(Stored data entries)

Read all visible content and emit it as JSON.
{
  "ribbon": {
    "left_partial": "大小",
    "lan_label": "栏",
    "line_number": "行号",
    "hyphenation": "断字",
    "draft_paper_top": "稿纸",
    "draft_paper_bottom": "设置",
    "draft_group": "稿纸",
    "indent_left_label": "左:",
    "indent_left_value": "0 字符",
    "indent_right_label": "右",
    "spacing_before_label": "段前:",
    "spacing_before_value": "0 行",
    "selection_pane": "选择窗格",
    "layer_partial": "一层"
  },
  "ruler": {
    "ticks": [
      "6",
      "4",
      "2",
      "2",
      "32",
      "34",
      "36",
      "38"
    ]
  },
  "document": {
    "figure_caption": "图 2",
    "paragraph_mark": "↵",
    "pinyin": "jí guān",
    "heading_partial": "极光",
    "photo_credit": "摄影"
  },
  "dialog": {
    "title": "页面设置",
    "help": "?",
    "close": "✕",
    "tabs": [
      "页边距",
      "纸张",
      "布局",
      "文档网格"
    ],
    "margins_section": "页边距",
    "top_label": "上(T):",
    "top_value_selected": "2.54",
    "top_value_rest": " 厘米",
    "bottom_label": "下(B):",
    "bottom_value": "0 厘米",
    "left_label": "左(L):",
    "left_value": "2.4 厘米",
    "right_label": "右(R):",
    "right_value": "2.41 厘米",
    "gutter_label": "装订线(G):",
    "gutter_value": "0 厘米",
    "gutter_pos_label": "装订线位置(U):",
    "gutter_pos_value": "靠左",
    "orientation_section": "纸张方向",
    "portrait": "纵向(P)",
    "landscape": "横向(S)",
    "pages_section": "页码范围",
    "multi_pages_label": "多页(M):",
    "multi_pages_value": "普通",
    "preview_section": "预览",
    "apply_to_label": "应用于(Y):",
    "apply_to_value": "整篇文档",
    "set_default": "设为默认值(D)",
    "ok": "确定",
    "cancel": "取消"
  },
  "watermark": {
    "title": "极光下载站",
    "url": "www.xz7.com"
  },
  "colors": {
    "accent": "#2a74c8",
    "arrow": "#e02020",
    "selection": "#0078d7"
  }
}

_Given exercise_.
Set down the listing above in full, please, exactly as it appears.

_Result_.
Read all visible content and emit it as JSON.
{
  "ribbon": {
    "left_partial": "大小",
    "lan_label": "栏",
    "line_number": "行号",
    "hyphenation": "断字",
    "draft_paper_top": "稿纸",
    "draft_paper_bottom": "设置",
    "draft_group": "稿纸",
    "indent_left_label": "左:",
    "indent_left_value": "0 字符",
    "indent_right_label": "右",
    "spacing_before_label": "段前:",
    "spacing_before_value": "0 行",
    "selection_pane": "选择窗格",
    "layer_partial": "一层"
  },
  "ruler": {
    "ticks": [
      "6",
      "4",
      "2",
      "2",
      "32",
      "34",
      "36",
      "38"
    ]
  },
  "document": {
    "figure_caption": "图 2",
    "paragraph_mark": "↵",
    "pinyin": "jí guān",
    "heading_partial": "极光",
    "photo_credit": "摄影"
  },
  "dialog": {
    "title": "页面设置",
    "help": "?",
    "close": "✕",
    "tabs": [
      "页边距",
      "纸张",
      "布局",
      "文档网格"
    ],
    "margins_section": "页边距",
    "top_label": "上(T):",
    "top_value_selected": "2.54",
    "top_value_rest": " 厘米",
    "bottom_label": "下(B):",
    "bottom_value": "0 厘米",
    "left_label": "左(L):",
    "left_value": "2.4 厘米",
    "right_label": "右(R):",
    "right_value": "2.41 厘米",
    "gutter_label": "装订线(G):",
    "gutter_value": "0 厘米",
    "gutter_pos_label": "装订线位置(U):",
    "gutter_pos_value": "靠左",
    "orientation_section": "纸张方向",
    "portrait": "纵向(P)",
    "landscape": "横向(S)",
    "pages_section": "页码范围",
    "multi_pages_label": "多页(M):",
    "multi_pages_value": "普通",
    "preview_section": "预览",
    "apply_to_label": "应用于(Y):",
    "apply_to_value": "整篇文档",
    "set_default": "设为默认值(D)",
    "ok": "确定",
    "cancel": "取消"
  },
  "watermark": {
    "title": "极光下载站",
    "url": "www.xz7.com"
  },
  "colors": {
    "accent": "#2a74c8",
    "arrow": "#e02020",
    "selection": "#0078d7"
  }
}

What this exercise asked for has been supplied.